▶ _PROBLEM DETAILS_:
How many lines hold the string "oryginalnych"? Reply with the number alone.

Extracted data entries
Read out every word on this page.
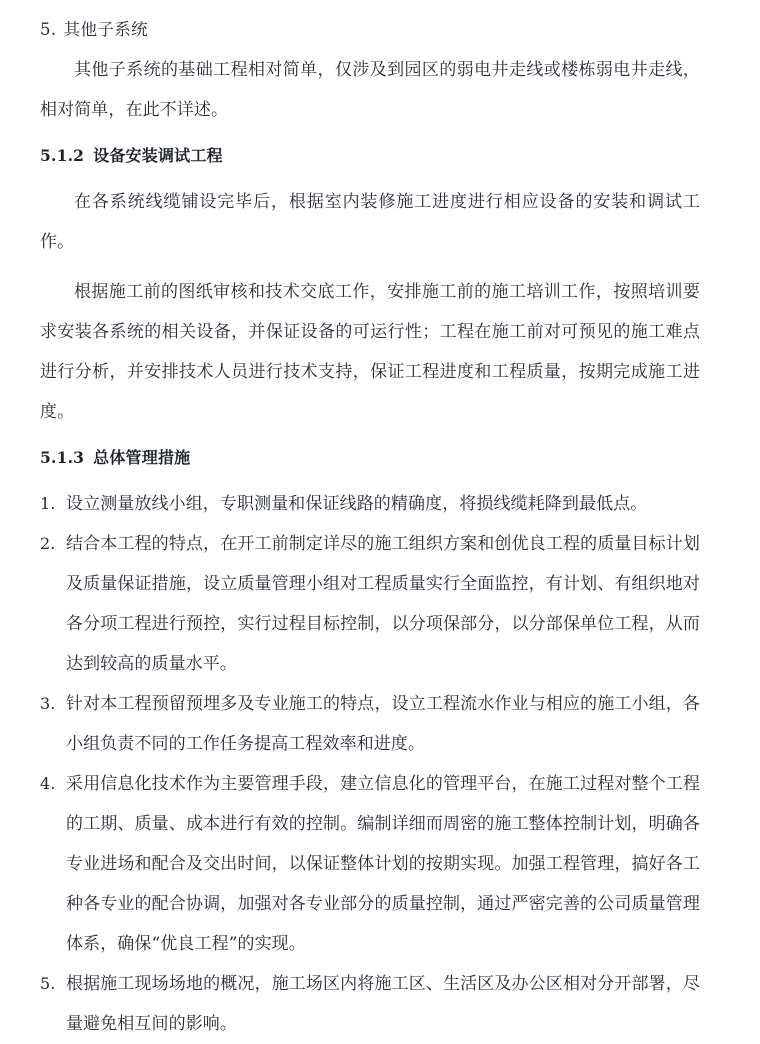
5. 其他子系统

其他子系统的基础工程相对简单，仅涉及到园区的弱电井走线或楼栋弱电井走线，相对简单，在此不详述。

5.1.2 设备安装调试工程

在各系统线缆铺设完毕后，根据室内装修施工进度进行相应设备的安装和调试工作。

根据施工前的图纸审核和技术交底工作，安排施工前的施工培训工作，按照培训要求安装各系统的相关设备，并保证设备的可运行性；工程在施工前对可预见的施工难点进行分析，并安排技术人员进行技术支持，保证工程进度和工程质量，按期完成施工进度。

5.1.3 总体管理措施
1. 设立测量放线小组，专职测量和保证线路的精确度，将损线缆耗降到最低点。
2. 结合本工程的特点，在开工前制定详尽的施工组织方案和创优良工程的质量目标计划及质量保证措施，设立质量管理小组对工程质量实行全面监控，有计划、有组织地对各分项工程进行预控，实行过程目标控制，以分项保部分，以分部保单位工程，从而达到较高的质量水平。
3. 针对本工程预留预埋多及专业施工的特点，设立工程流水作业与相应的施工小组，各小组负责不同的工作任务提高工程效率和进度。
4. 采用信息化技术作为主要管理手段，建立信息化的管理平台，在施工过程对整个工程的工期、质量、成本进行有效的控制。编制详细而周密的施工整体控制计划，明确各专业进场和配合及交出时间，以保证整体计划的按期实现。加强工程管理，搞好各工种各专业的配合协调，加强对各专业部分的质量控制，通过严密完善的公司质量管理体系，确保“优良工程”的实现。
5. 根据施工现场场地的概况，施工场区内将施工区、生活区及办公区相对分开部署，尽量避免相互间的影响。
* * *
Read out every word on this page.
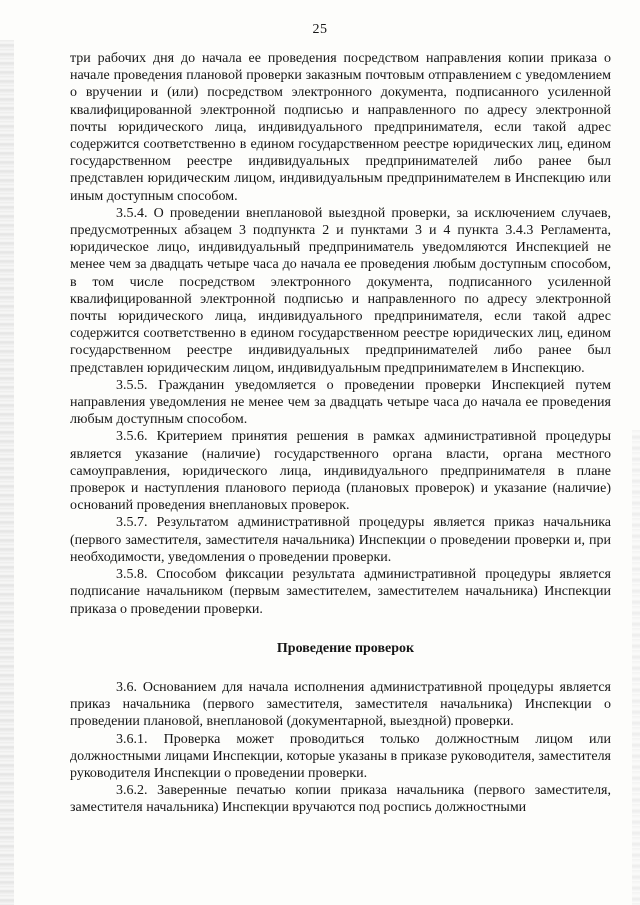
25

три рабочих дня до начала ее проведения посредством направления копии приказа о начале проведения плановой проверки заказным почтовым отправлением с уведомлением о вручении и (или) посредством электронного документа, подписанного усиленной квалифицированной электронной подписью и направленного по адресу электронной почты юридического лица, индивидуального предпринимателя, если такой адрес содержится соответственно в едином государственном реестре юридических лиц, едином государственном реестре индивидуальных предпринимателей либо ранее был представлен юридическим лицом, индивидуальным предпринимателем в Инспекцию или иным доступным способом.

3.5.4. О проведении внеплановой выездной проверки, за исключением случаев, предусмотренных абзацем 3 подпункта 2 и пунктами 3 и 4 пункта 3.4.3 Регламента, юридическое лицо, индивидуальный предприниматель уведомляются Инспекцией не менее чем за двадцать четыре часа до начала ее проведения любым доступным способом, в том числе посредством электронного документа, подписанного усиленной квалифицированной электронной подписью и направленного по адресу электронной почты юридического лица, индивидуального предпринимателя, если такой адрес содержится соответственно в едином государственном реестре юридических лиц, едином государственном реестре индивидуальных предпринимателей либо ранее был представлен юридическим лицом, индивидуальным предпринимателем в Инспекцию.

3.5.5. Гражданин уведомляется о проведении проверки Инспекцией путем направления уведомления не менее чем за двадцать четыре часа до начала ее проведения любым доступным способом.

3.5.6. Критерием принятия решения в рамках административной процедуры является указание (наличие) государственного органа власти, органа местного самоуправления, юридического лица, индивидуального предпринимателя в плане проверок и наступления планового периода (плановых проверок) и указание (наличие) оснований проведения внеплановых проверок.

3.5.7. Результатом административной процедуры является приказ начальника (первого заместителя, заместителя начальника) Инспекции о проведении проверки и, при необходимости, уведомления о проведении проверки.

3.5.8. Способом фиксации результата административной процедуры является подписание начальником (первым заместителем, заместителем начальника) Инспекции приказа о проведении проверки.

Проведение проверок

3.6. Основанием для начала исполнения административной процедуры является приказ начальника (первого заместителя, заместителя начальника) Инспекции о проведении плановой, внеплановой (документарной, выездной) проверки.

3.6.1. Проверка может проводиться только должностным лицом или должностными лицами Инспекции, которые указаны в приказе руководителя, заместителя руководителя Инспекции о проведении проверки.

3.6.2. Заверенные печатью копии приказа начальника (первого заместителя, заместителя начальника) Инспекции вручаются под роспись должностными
--
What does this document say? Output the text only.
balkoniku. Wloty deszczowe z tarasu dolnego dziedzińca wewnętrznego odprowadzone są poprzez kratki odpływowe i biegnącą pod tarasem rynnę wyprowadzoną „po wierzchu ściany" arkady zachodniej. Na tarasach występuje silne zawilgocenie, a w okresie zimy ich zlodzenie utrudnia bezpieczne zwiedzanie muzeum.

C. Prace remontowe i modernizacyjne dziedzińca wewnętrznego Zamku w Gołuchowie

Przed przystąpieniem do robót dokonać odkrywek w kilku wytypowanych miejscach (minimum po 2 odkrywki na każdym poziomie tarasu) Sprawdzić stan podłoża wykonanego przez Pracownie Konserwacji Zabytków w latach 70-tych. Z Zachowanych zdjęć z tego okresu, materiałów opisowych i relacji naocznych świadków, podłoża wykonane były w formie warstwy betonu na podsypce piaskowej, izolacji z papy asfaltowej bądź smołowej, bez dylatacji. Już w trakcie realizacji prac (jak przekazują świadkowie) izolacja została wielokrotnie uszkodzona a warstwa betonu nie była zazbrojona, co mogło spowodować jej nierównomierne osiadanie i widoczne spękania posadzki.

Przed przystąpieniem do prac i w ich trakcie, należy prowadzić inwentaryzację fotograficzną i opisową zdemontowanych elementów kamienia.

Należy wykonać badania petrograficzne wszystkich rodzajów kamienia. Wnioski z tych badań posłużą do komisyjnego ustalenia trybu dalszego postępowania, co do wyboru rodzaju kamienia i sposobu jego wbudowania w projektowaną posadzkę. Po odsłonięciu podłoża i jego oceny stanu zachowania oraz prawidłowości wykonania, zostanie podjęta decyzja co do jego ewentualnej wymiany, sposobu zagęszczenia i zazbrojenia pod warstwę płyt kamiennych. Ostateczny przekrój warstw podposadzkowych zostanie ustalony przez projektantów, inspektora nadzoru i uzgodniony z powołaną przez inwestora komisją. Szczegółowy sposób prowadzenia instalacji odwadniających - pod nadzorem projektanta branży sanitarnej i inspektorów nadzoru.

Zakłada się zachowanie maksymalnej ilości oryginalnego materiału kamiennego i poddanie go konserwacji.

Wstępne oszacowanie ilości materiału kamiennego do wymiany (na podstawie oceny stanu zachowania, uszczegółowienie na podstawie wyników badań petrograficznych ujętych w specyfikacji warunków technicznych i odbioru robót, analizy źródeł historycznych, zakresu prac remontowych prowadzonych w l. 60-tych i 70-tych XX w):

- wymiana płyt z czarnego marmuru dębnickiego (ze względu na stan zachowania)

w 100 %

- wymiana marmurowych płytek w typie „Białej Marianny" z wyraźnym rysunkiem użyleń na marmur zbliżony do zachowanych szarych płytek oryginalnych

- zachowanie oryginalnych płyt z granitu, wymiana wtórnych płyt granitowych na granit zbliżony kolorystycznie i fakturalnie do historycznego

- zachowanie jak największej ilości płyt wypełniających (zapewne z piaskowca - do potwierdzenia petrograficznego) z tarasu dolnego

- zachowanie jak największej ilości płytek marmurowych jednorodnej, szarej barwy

▶ _RESULT_:
2